STORED ROWS =>
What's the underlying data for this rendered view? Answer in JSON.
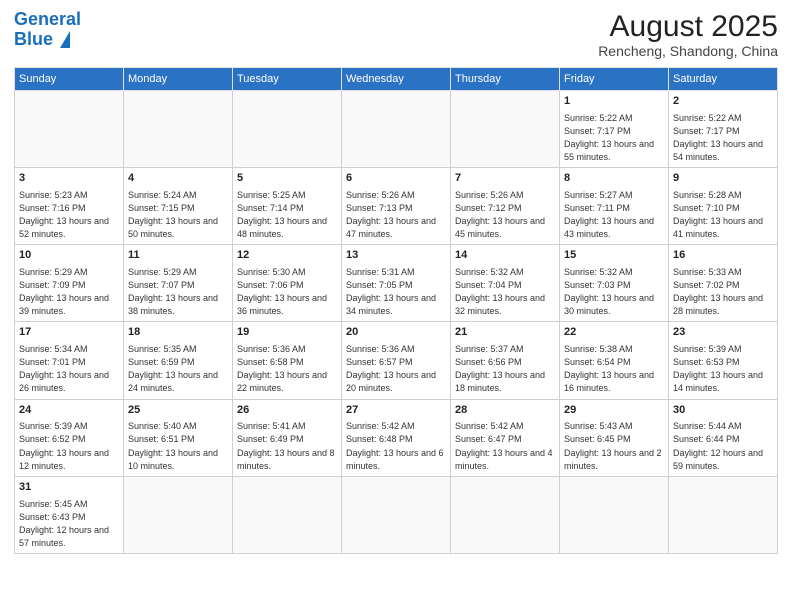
{
  "logo": {
    "text_general": "General",
    "text_blue": "Blue"
  },
  "header": {
    "month_year": "August 2025",
    "location": "Rencheng, Shandong, China"
  },
  "days_of_week": [
    "Sunday",
    "Monday",
    "Tuesday",
    "Wednesday",
    "Thursday",
    "Friday",
    "Saturday"
  ],
  "weeks": [
    [
      {
        "day": "",
        "empty": true
      },
      {
        "day": "",
        "empty": true
      },
      {
        "day": "",
        "empty": true
      },
      {
        "day": "",
        "empty": true
      },
      {
        "day": "",
        "empty": true
      },
      {
        "day": "1",
        "sunrise": "Sunrise: 5:22 AM",
        "sunset": "Sunset: 7:17 PM",
        "daylight": "Daylight: 13 hours and 55 minutes."
      },
      {
        "day": "2",
        "sunrise": "Sunrise: 5:22 AM",
        "sunset": "Sunset: 7:17 PM",
        "daylight": "Daylight: 13 hours and 54 minutes."
      }
    ],
    [
      {
        "day": "3",
        "sunrise": "Sunrise: 5:23 AM",
        "sunset": "Sunset: 7:16 PM",
        "daylight": "Daylight: 13 hours and 52 minutes."
      },
      {
        "day": "4",
        "sunrise": "Sunrise: 5:24 AM",
        "sunset": "Sunset: 7:15 PM",
        "daylight": "Daylight: 13 hours and 50 minutes."
      },
      {
        "day": "5",
        "sunrise": "Sunrise: 5:25 AM",
        "sunset": "Sunset: 7:14 PM",
        "daylight": "Daylight: 13 hours and 48 minutes."
      },
      {
        "day": "6",
        "sunrise": "Sunrise: 5:26 AM",
        "sunset": "Sunset: 7:13 PM",
        "daylight": "Daylight: 13 hours and 47 minutes."
      },
      {
        "day": "7",
        "sunrise": "Sunrise: 5:26 AM",
        "sunset": "Sunset: 7:12 PM",
        "daylight": "Daylight: 13 hours and 45 minutes."
      },
      {
        "day": "8",
        "sunrise": "Sunrise: 5:27 AM",
        "sunset": "Sunset: 7:11 PM",
        "daylight": "Daylight: 13 hours and 43 minutes."
      },
      {
        "day": "9",
        "sunrise": "Sunrise: 5:28 AM",
        "sunset": "Sunset: 7:10 PM",
        "daylight": "Daylight: 13 hours and 41 minutes."
      }
    ],
    [
      {
        "day": "10",
        "sunrise": "Sunrise: 5:29 AM",
        "sunset": "Sunset: 7:09 PM",
        "daylight": "Daylight: 13 hours and 39 minutes."
      },
      {
        "day": "11",
        "sunrise": "Sunrise: 5:29 AM",
        "sunset": "Sunset: 7:07 PM",
        "daylight": "Daylight: 13 hours and 38 minutes."
      },
      {
        "day": "12",
        "sunrise": "Sunrise: 5:30 AM",
        "sunset": "Sunset: 7:06 PM",
        "daylight": "Daylight: 13 hours and 36 minutes."
      },
      {
        "day": "13",
        "sunrise": "Sunrise: 5:31 AM",
        "sunset": "Sunset: 7:05 PM",
        "daylight": "Daylight: 13 hours and 34 minutes."
      },
      {
        "day": "14",
        "sunrise": "Sunrise: 5:32 AM",
        "sunset": "Sunset: 7:04 PM",
        "daylight": "Daylight: 13 hours and 32 minutes."
      },
      {
        "day": "15",
        "sunrise": "Sunrise: 5:32 AM",
        "sunset": "Sunset: 7:03 PM",
        "daylight": "Daylight: 13 hours and 30 minutes."
      },
      {
        "day": "16",
        "sunrise": "Sunrise: 5:33 AM",
        "sunset": "Sunset: 7:02 PM",
        "daylight": "Daylight: 13 hours and 28 minutes."
      }
    ],
    [
      {
        "day": "17",
        "sunrise": "Sunrise: 5:34 AM",
        "sunset": "Sunset: 7:01 PM",
        "daylight": "Daylight: 13 hours and 26 minutes."
      },
      {
        "day": "18",
        "sunrise": "Sunrise: 5:35 AM",
        "sunset": "Sunset: 6:59 PM",
        "daylight": "Daylight: 13 hours and 24 minutes."
      },
      {
        "day": "19",
        "sunrise": "Sunrise: 5:36 AM",
        "sunset": "Sunset: 6:58 PM",
        "daylight": "Daylight: 13 hours and 22 minutes."
      },
      {
        "day": "20",
        "sunrise": "Sunrise: 5:36 AM",
        "sunset": "Sunset: 6:57 PM",
        "daylight": "Daylight: 13 hours and 20 minutes."
      },
      {
        "day": "21",
        "sunrise": "Sunrise: 5:37 AM",
        "sunset": "Sunset: 6:56 PM",
        "daylight": "Daylight: 13 hours and 18 minutes."
      },
      {
        "day": "22",
        "sunrise": "Sunrise: 5:38 AM",
        "sunset": "Sunset: 6:54 PM",
        "daylight": "Daylight: 13 hours and 16 minutes."
      },
      {
        "day": "23",
        "sunrise": "Sunrise: 5:39 AM",
        "sunset": "Sunset: 6:53 PM",
        "daylight": "Daylight: 13 hours and 14 minutes."
      }
    ],
    [
      {
        "day": "24",
        "sunrise": "Sunrise: 5:39 AM",
        "sunset": "Sunset: 6:52 PM",
        "daylight": "Daylight: 13 hours and 12 minutes."
      },
      {
        "day": "25",
        "sunrise": "Sunrise: 5:40 AM",
        "sunset": "Sunset: 6:51 PM",
        "daylight": "Daylight: 13 hours and 10 minutes."
      },
      {
        "day": "26",
        "sunrise": "Sunrise: 5:41 AM",
        "sunset": "Sunset: 6:49 PM",
        "daylight": "Daylight: 13 hours and 8 minutes."
      },
      {
        "day": "27",
        "sunrise": "Sunrise: 5:42 AM",
        "sunset": "Sunset: 6:48 PM",
        "daylight": "Daylight: 13 hours and 6 minutes."
      },
      {
        "day": "28",
        "sunrise": "Sunrise: 5:42 AM",
        "sunset": "Sunset: 6:47 PM",
        "daylight": "Daylight: 13 hours and 4 minutes."
      },
      {
        "day": "29",
        "sunrise": "Sunrise: 5:43 AM",
        "sunset": "Sunset: 6:45 PM",
        "daylight": "Daylight: 13 hours and 2 minutes."
      },
      {
        "day": "30",
        "sunrise": "Sunrise: 5:44 AM",
        "sunset": "Sunset: 6:44 PM",
        "daylight": "Daylight: 12 hours and 59 minutes."
      }
    ],
    [
      {
        "day": "31",
        "sunrise": "Sunrise: 5:45 AM",
        "sunset": "Sunset: 6:43 PM",
        "daylight": "Daylight: 12 hours and 57 minutes."
      },
      {
        "day": "",
        "empty": true
      },
      {
        "day": "",
        "empty": true
      },
      {
        "day": "",
        "empty": true
      },
      {
        "day": "",
        "empty": true
      },
      {
        "day": "",
        "empty": true
      },
      {
        "day": "",
        "empty": true
      }
    ]
  ]
}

PROMPT =>
Return to the listing above and set it down exactly, leaving out its pictures.

ANSWER =>
What's the underlying data for this rendered view? Answer in JSON.
{
  "logo": {
    "text_general": "General",
    "text_blue": "Blue"
  },
  "header": {
    "month_year": "August 2025",
    "location": "Rencheng, Shandong, China"
  },
  "days_of_week": [
    "Sunday",
    "Monday",
    "Tuesday",
    "Wednesday",
    "Thursday",
    "Friday",
    "Saturday"
  ],
  "weeks": [
    [
      {
        "day": "",
        "empty": true
      },
      {
        "day": "",
        "empty": true
      },
      {
        "day": "",
        "empty": true
      },
      {
        "day": "",
        "empty": true
      },
      {
        "day": "",
        "empty": true
      },
      {
        "day": "1",
        "sunrise": "Sunrise: 5:22 AM",
        "sunset": "Sunset: 7:17 PM",
        "daylight": "Daylight: 13 hours and 55 minutes."
      },
      {
        "day": "2",
        "sunrise": "Sunrise: 5:22 AM",
        "sunset": "Sunset: 7:17 PM",
        "daylight": "Daylight: 13 hours and 54 minutes."
      }
    ],
    [
      {
        "day": "3",
        "sunrise": "Sunrise: 5:23 AM",
        "sunset": "Sunset: 7:16 PM",
        "daylight": "Daylight: 13 hours and 52 minutes."
      },
      {
        "day": "4",
        "sunrise": "Sunrise: 5:24 AM",
        "sunset": "Sunset: 7:15 PM",
        "daylight": "Daylight: 13 hours and 50 minutes."
      },
      {
        "day": "5",
        "sunrise": "Sunrise: 5:25 AM",
        "sunset": "Sunset: 7:14 PM",
        "daylight": "Daylight: 13 hours and 48 minutes."
      },
      {
        "day": "6",
        "sunrise": "Sunrise: 5:26 AM",
        "sunset": "Sunset: 7:13 PM",
        "daylight": "Daylight: 13 hours and 47 minutes."
      },
      {
        "day": "7",
        "sunrise": "Sunrise: 5:26 AM",
        "sunset": "Sunset: 7:12 PM",
        "daylight": "Daylight: 13 hours and 45 minutes."
      },
      {
        "day": "8",
        "sunrise": "Sunrise: 5:27 AM",
        "sunset": "Sunset: 7:11 PM",
        "daylight": "Daylight: 13 hours and 43 minutes."
      },
      {
        "day": "9",
        "sunrise": "Sunrise: 5:28 AM",
        "sunset": "Sunset: 7:10 PM",
        "daylight": "Daylight: 13 hours and 41 minutes."
      }
    ],
    [
      {
        "day": "10",
        "sunrise": "Sunrise: 5:29 AM",
        "sunset": "Sunset: 7:09 PM",
        "daylight": "Daylight: 13 hours and 39 minutes."
      },
      {
        "day": "11",
        "sunrise": "Sunrise: 5:29 AM",
        "sunset": "Sunset: 7:07 PM",
        "daylight": "Daylight: 13 hours and 38 minutes."
      },
      {
        "day": "12",
        "sunrise": "Sunrise: 5:30 AM",
        "sunset": "Sunset: 7:06 PM",
        "daylight": "Daylight: 13 hours and 36 minutes."
      },
      {
        "day": "13",
        "sunrise": "Sunrise: 5:31 AM",
        "sunset": "Sunset: 7:05 PM",
        "daylight": "Daylight: 13 hours and 34 minutes."
      },
      {
        "day": "14",
        "sunrise": "Sunrise: 5:32 AM",
        "sunset": "Sunset: 7:04 PM",
        "daylight": "Daylight: 13 hours and 32 minutes."
      },
      {
        "day": "15",
        "sunrise": "Sunrise: 5:32 AM",
        "sunset": "Sunset: 7:03 PM",
        "daylight": "Daylight: 13 hours and 30 minutes."
      },
      {
        "day": "16",
        "sunrise": "Sunrise: 5:33 AM",
        "sunset": "Sunset: 7:02 PM",
        "daylight": "Daylight: 13 hours and 28 minutes."
      }
    ],
    [
      {
        "day": "17",
        "sunrise": "Sunrise: 5:34 AM",
        "sunset": "Sunset: 7:01 PM",
        "daylight": "Daylight: 13 hours and 26 minutes."
      },
      {
        "day": "18",
        "sunrise": "Sunrise: 5:35 AM",
        "sunset": "Sunset: 6:59 PM",
        "daylight": "Daylight: 13 hours and 24 minutes."
      },
      {
        "day": "19",
        "sunrise": "Sunrise: 5:36 AM",
        "sunset": "Sunset: 6:58 PM",
        "daylight": "Daylight: 13 hours and 22 minutes."
      },
      {
        "day": "20",
        "sunrise": "Sunrise: 5:36 AM",
        "sunset": "Sunset: 6:57 PM",
        "daylight": "Daylight: 13 hours and 20 minutes."
      },
      {
        "day": "21",
        "sunrise": "Sunrise: 5:37 AM",
        "sunset": "Sunset: 6:56 PM",
        "daylight": "Daylight: 13 hours and 18 minutes."
      },
      {
        "day": "22",
        "sunrise": "Sunrise: 5:38 AM",
        "sunset": "Sunset: 6:54 PM",
        "daylight": "Daylight: 13 hours and 16 minutes."
      },
      {
        "day": "23",
        "sunrise": "Sunrise: 5:39 AM",
        "sunset": "Sunset: 6:53 PM",
        "daylight": "Daylight: 13 hours and 14 minutes."
      }
    ],
    [
      {
        "day": "24",
        "sunrise": "Sunrise: 5:39 AM",
        "sunset": "Sunset: 6:52 PM",
        "daylight": "Daylight: 13 hours and 12 minutes."
      },
      {
        "day": "25",
        "sunrise": "Sunrise: 5:40 AM",
        "sunset": "Sunset: 6:51 PM",
        "daylight": "Daylight: 13 hours and 10 minutes."
      },
      {
        "day": "26",
        "sunrise": "Sunrise: 5:41 AM",
        "sunset": "Sunset: 6:49 PM",
        "daylight": "Daylight: 13 hours and 8 minutes."
      },
      {
        "day": "27",
        "sunrise": "Sunrise: 5:42 AM",
        "sunset": "Sunset: 6:48 PM",
        "daylight": "Daylight: 13 hours and 6 minutes."
      },
      {
        "day": "28",
        "sunrise": "Sunrise: 5:42 AM",
        "sunset": "Sunset: 6:47 PM",
        "daylight": "Daylight: 13 hours and 4 minutes."
      },
      {
        "day": "29",
        "sunrise": "Sunrise: 5:43 AM",
        "sunset": "Sunset: 6:45 PM",
        "daylight": "Daylight: 13 hours and 2 minutes."
      },
      {
        "day": "30",
        "sunrise": "Sunrise: 5:44 AM",
        "sunset": "Sunset: 6:44 PM",
        "daylight": "Daylight: 12 hours and 59 minutes."
      }
    ],
    [
      {
        "day": "31",
        "sunrise": "Sunrise: 5:45 AM",
        "sunset": "Sunset: 6:43 PM",
        "daylight": "Daylight: 12 hours and 57 minutes."
      },
      {
        "day": "",
        "empty": true
      },
      {
        "day": "",
        "empty": true
      },
      {
        "day": "",
        "empty": true
      },
      {
        "day": "",
        "empty": true
      },
      {
        "day": "",
        "empty": true
      },
      {
        "day": "",
        "empty": true
      }
    ]
  ]
}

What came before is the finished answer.